Layout element entries:
* * *

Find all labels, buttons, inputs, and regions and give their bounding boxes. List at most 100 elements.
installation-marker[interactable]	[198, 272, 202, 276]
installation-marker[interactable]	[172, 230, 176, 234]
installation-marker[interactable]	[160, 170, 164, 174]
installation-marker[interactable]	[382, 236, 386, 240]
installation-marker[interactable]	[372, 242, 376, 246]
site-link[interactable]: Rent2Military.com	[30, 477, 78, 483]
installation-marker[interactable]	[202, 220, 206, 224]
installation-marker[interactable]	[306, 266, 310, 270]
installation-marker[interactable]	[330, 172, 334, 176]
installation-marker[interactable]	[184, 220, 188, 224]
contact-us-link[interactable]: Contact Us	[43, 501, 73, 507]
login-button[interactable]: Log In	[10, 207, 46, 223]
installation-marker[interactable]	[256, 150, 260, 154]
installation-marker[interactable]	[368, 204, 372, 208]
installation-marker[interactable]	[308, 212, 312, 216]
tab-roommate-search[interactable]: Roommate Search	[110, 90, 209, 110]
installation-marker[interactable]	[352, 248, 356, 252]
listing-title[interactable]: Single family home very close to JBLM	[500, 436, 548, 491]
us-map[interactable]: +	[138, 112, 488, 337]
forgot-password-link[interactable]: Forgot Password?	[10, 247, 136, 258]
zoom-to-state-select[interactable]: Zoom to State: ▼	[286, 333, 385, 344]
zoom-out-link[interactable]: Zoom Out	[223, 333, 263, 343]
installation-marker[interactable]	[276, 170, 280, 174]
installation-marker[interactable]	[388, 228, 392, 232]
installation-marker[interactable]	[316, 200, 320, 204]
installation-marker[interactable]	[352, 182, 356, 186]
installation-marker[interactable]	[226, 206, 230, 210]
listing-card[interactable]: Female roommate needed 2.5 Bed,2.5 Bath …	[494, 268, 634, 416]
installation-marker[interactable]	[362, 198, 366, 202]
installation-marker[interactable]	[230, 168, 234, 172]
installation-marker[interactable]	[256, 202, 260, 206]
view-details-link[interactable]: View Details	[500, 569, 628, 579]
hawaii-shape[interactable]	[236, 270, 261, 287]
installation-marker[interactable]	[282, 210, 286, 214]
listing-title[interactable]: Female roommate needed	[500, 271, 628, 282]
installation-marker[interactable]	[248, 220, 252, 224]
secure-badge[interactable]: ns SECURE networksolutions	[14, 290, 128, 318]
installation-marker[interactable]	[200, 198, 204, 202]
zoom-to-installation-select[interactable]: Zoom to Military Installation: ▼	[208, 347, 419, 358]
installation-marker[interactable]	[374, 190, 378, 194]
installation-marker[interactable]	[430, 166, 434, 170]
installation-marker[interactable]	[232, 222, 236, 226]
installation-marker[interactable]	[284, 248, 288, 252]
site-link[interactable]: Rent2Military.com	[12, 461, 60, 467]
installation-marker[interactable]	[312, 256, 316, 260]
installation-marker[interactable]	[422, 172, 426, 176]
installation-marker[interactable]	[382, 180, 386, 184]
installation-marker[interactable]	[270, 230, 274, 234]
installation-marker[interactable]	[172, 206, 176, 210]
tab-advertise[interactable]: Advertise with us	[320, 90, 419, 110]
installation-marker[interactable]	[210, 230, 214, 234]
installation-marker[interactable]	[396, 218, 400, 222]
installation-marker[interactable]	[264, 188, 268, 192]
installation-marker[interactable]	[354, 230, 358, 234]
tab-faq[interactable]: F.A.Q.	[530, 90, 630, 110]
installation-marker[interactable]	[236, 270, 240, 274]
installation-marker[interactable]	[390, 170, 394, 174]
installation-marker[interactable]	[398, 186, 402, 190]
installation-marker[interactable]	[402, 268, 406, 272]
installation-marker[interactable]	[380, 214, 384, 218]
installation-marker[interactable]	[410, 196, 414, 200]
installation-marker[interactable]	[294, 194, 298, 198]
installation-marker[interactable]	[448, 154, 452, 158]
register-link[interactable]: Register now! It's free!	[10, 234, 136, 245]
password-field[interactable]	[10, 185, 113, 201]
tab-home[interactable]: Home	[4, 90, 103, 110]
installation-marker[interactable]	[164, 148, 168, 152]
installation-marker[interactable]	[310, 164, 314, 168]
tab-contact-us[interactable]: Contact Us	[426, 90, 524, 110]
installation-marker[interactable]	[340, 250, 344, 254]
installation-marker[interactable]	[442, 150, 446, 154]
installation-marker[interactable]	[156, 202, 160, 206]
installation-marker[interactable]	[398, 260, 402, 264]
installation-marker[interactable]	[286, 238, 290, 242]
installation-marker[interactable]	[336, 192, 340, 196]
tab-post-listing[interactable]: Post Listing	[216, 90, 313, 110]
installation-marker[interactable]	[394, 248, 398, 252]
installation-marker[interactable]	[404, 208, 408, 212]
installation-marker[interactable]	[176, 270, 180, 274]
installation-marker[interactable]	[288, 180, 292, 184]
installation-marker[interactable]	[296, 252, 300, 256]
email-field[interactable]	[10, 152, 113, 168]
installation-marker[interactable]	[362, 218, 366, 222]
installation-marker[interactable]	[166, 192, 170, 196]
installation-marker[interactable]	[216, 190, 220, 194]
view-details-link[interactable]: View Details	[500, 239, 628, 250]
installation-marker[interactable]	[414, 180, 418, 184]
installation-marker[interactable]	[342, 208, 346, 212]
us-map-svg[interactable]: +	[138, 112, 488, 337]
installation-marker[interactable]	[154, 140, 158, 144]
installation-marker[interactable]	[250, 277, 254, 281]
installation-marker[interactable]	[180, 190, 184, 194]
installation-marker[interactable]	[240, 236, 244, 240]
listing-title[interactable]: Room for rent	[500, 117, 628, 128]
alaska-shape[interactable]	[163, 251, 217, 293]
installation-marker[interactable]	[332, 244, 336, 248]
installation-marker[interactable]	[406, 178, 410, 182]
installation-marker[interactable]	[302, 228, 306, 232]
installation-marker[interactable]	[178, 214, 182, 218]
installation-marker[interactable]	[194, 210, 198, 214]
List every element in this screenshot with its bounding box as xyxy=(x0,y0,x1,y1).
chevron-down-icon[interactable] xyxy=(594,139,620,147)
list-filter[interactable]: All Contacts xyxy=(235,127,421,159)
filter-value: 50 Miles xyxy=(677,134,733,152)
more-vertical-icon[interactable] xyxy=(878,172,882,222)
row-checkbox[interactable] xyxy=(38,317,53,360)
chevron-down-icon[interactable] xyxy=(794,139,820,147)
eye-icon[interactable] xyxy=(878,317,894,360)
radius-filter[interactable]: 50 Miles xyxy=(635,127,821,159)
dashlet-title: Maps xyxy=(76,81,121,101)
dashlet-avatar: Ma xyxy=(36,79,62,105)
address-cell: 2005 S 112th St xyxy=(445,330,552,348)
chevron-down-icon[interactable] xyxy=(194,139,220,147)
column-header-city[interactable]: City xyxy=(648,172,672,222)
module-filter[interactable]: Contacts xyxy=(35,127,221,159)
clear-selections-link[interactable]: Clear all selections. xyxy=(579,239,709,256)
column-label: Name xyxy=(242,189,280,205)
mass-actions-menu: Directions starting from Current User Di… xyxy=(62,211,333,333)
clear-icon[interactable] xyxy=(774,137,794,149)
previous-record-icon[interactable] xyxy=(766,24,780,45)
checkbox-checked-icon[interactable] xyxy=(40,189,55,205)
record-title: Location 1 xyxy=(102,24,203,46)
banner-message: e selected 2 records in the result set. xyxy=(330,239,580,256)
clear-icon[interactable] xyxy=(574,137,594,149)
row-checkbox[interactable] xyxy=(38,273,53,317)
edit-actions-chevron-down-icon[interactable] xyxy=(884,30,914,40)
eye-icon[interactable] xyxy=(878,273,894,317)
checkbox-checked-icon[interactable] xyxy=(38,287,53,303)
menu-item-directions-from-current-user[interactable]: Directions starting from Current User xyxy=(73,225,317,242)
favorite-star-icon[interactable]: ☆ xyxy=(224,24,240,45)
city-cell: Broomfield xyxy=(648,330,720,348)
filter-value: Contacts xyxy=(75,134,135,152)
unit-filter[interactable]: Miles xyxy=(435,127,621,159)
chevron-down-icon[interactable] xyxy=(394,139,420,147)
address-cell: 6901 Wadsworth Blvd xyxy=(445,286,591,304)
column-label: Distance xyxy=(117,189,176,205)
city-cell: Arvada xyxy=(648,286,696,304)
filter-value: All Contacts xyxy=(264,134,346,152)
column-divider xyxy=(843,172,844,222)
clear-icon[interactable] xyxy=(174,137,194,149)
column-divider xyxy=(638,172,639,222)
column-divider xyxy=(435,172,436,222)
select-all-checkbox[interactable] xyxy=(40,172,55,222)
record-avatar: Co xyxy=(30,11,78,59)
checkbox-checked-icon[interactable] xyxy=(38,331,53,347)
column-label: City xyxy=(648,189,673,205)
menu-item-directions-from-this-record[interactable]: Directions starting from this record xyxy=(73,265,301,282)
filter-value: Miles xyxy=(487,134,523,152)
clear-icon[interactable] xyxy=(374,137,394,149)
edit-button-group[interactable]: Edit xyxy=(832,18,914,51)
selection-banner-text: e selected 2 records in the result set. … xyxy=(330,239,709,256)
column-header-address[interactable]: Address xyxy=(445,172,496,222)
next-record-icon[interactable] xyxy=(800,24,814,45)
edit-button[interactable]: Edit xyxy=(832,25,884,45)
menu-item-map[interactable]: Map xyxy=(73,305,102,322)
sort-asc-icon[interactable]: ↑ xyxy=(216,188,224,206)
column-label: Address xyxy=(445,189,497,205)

* * *

Aim of the exercise.
Can you lay out the lines from the start of the records through the line that contains "198, 204, 202]" as a JSON list of strings, one string per line, with blank lines left out?

Correct result.
[
  "Find all labels, buttons, inputs, and regions and give their bounding boxes. List at most 100 elements.",
  "installation-marker[interactable]\t[198, 272, 202, 276]",
  "installation-marker[interactable]\t[172, 230, 176, 234]",
  "installation-marker[interactable]\t[160, 170, 164, 174]",
  "installation-marker[interactable]\t[382, 236, 386, 240]",
  "installation-marker[interactable]\t[372, 242, 376, 246]",
  "site-link[interactable]: Rent2Military.com\t[30, 477, 78, 483]",
  "installation-marker[interactable]\t[202, 220, 206, 224]",
  "installation-marker[interactable]\t[306, 266, 310, 270]",
  "installation-marker[interactable]\t[330, 172, 334, 176]",
  "installation-marker[interactable]\t[184, 220, 188, 224]",
  "contact-us-link[interactable]: Contact Us\t[43, 501, 73, 507]",
  "login-button[interactable]: Log In\t[10, 207, 46, 223]",
  "installation-marker[interactable]\t[256, 150, 260, 154]",
  "installation-marker[interactable]\t[368, 204, 372, 208]",
  "installation-marker[interactable]\t[308, 212, 312, 216]",
  "tab-roommate-search[interactable]: Roommate Search\t[110, 90, 209, 110]",
  "installation-marker[interactable]\t[352, 248, 356, 252]",
  "listing-title[interactable]: Single family home very close to JBLM\t[500, 436, 548, 491]",
  "us-map[interactable]: +\t[138, 112, 488, 337]",
  "forgot-password-link[interactable]: Forgot Password?\t[10, 247, 136, 258]",
  "zoom-to-state-select[interactable]: Zoom to State: ▼\t[286, 333, 385, 344]",
  "zoom-out-link[interactable]: Zoom Out\t[223, 333, 263, 343]",
  "installation-marker[interactable]\t[276, 170, 280, 174]",
  "installation-marker[interactable]\t[388, 228, 392, 232]",
  "installation-marker[interactable]\t[316, 200, 320, 204]",
  "installation-marker[interactable]\t[352, 182, 356, 186]",
  "installation-marker[interactable]\t[226, 206, 230, 210]",
  "listing-card[interactable]: Female roommate needed 2.5 Bed,2.5 Bath …\t[494, 268, 634, 416]",
  "installation-marker[interactable]\t[362, 198, 366, 202]",
  "installation-marker[interactable]\t[230, 168, 234, 172]",
  "installation-marker[interactable]\t[256, 202, 260, 206]",
  "view-details-link[interactable]: View Details\t[500, 569, 628, 579]",
  "hawaii-shape[interactable]\t[236, 270, 261, 287]",
  "installation-marker[interactable]\t[282, 210, 286, 214]",
  "listing-title[interactable]: Female roommate needed\t[500, 271, 628, 282]",
  "installation-marker[interactable]\t[248, 220, 252, 224]",
  "secure-badge[interactable]: ns SECURE networksolutions\t[14, 290, 128, 318]",
  "installation-marker[interactable]\t[200, 198, 204, 202]"
]